Work required:
Rename "tulip-flower" to "tulip-bloom" in the stretch from the line with "property-name: AlphaBlendVal: [3, 191, 24, 196]" through the line with "step-icon[interactable]: [61, 16, 67, 22]", and give back only those lines with nothing else changed.

Data for this exercise:
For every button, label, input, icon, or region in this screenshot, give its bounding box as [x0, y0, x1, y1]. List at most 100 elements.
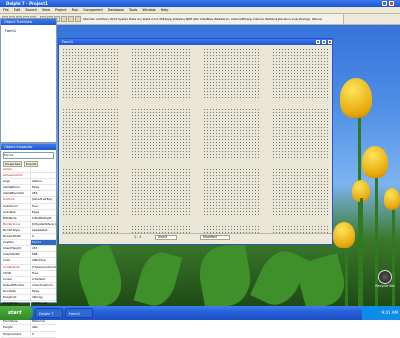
property-name: AlphaBlendVal: [3, 191, 24, 196]
tulip-flower: [362, 146, 388, 178]
tulip-flower: [333, 222, 355, 248]
start-button[interactable]: start: [0, 306, 33, 320]
property-name: HelpContext: [3, 331, 21, 336]
property-value[interactable]: Form1: [29, 240, 56, 246]
menu-bar: File Edit Search View Project Run Compon…: [0, 7, 400, 14]
property-name: Constraints: [3, 264, 20, 269]
property-value[interactable]: [29, 167, 56, 173]
tulip-flower: [340, 78, 372, 118]
object-treeview-panel: Object TreeView Form1: [0, 18, 57, 143]
menu-database[interactable]: Database: [108, 8, 124, 12]
step-icon[interactable]: [61, 16, 67, 22]
close-button[interactable]: [389, 1, 394, 6]
property-value[interactable]: True: [29, 203, 56, 209]
property-value[interactable]: 0: [29, 234, 56, 240]
leaf: [133, 248, 183, 310]
unit-icon[interactable]: [75, 16, 81, 22]
property-value[interactable]: [biSystemMenu]: [29, 221, 56, 227]
menu-component[interactable]: Component: [83, 8, 103, 12]
property-name: ClientWidth: [3, 252, 20, 257]
editor-statusbar: 1 : 1 Insert Modified: [62, 233, 332, 241]
property-value[interactable]: (TSizeConstraints): [29, 264, 56, 270]
menu-file[interactable]: File: [3, 8, 9, 12]
minimize-button[interactable]: [382, 1, 387, 6]
property-name: Color: [3, 258, 11, 263]
object-selector-dropdown[interactable]: Form1: [3, 152, 54, 159]
form-maximize-button[interactable]: [322, 40, 326, 44]
property-name: Ctl3D: [3, 270, 12, 275]
menu-search[interactable]: Search: [25, 8, 37, 12]
menu-edit[interactable]: Edit: [14, 8, 21, 12]
ide-titlebar[interactable]: Delphi 7 - Project1: [0, 0, 400, 7]
property-name: BorderIcons: [3, 221, 21, 226]
property-name: BorderWidth: [3, 234, 22, 239]
modified-status: Modified: [203, 235, 217, 239]
menu-run[interactable]: Run: [72, 8, 79, 12]
form-canvas-grid[interactable]: [62, 48, 328, 234]
property-value[interactable]: [akLeft,akTop]: [29, 197, 56, 203]
property-name: Height: [3, 325, 13, 330]
property-value[interactable]: clBtnFace: [29, 258, 56, 264]
task-delphi[interactable]: Delphi 7: [35, 308, 63, 318]
recycle-bin-icon[interactable]: [378, 270, 392, 284]
tulip-stem: [345, 240, 348, 306]
property-value[interactable]: bdLeftToRight: [29, 215, 56, 221]
tulip-stem: [360, 198, 363, 306]
form-minimize-button[interactable]: [316, 40, 320, 44]
property-name: BiDiMode: [3, 215, 17, 220]
property-name: ActiveControl: [3, 173, 23, 178]
taskbar: start Delphi 7 Form1 9:41 AM: [0, 306, 400, 320]
property-value[interactable]: True: [29, 270, 56, 276]
object-inspector-panel: Object Inspector Form1 Properties Events…: [0, 143, 57, 338]
tulip-flower: [384, 188, 400, 210]
property-value[interactable]: fsNormal: [29, 319, 56, 325]
cursor-pointer-icon[interactable]: [68, 16, 74, 22]
property-value[interactable]: False: [29, 288, 56, 294]
edit-mode: Insert: [158, 235, 168, 239]
object-treeview-title: Object TreeView: [1, 19, 56, 25]
property-row[interactable]: HelpContext 0: [1, 331, 56, 338]
property-value[interactable]: dkDrag: [29, 294, 56, 301]
property-name: Cursor: [3, 276, 13, 281]
property-name: DockSite: [3, 288, 16, 293]
property-name: ClientHeight: [3, 246, 21, 251]
property-value[interactable]: False: [29, 185, 56, 191]
property-name: Caption: [3, 240, 15, 245]
property-name: BorderStyle: [3, 227, 20, 232]
property-name: DragKind: [3, 294, 17, 299]
property-name: Action: [3, 167, 13, 171]
property-value[interactable]: False: [29, 209, 56, 215]
property-value[interactable]: bsSizeable: [29, 227, 56, 234]
property-value[interactable]: dmActiveForm: [29, 282, 56, 288]
form-close-button[interactable]: [328, 40, 332, 44]
desktop-icon-label[interactable]: Recycle Bin: [372, 284, 398, 288]
system-tray: 9:41 AM: [362, 306, 400, 320]
menu-help[interactable]: Help: [161, 8, 169, 12]
property-value[interactable]: 255: [29, 191, 56, 197]
property-value[interactable]: [29, 173, 56, 179]
task-form1[interactable]: Form1: [65, 308, 93, 318]
property-value[interactable]: alNone: [29, 179, 56, 185]
property-value[interactable]: 453: [29, 246, 56, 252]
leaf: [195, 242, 255, 310]
tree-item-form1[interactable]: Form1: [5, 29, 16, 33]
menu-tools[interactable]: Tools: [129, 8, 137, 12]
menu-window[interactable]: Window: [142, 8, 155, 12]
menu-view[interactable]: View: [42, 8, 50, 12]
property-value[interactable]: crDefault: [29, 276, 56, 282]
form-designer-window[interactable]: Form1: [58, 38, 333, 245]
property-value[interactable]: 0: [29, 331, 56, 337]
property-name: AlphaBlend: [3, 185, 20, 190]
form-title: Form1: [59, 39, 332, 45]
property-name: AutoScroll: [3, 203, 18, 208]
object-inspector-title: Object Inspector: [1, 144, 56, 150]
property-value[interactable]: 480: [29, 325, 56, 331]
property-name: DefaultMonitor: [3, 282, 25, 287]
property-name: AutoSize: [3, 209, 16, 214]
clock[interactable]: 9:41 AM: [382, 306, 398, 320]
property-value[interactable]: 688: [29, 252, 56, 258]
leaf: [71, 242, 129, 312]
menu-project[interactable]: Project: [55, 8, 67, 12]
tulip-stem: [392, 200, 395, 306]
toolbar-combo[interactable]: (None): [311, 14, 344, 24]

Result for this exercise:
property-name: AlphaBlendVal: [3, 191, 24, 196]
tulip-bloom: [362, 146, 388, 178]
tulip-bloom: [333, 222, 355, 248]
start-button[interactable]: start: [0, 306, 33, 320]
property-name: HelpContext: [3, 331, 21, 336]
property-value[interactable]: Form1: [29, 240, 56, 246]
menu-bar: File Edit Search View Project Run Compon…: [0, 7, 400, 14]
property-name: Constraints: [3, 264, 20, 269]
property-value[interactable]: [29, 167, 56, 173]
tulip-bloom: [340, 78, 372, 118]
object-treeview-panel: Object TreeView Form1: [0, 18, 57, 143]
menu-database[interactable]: Database: [108, 8, 124, 12]
step-icon[interactable]: [61, 16, 67, 22]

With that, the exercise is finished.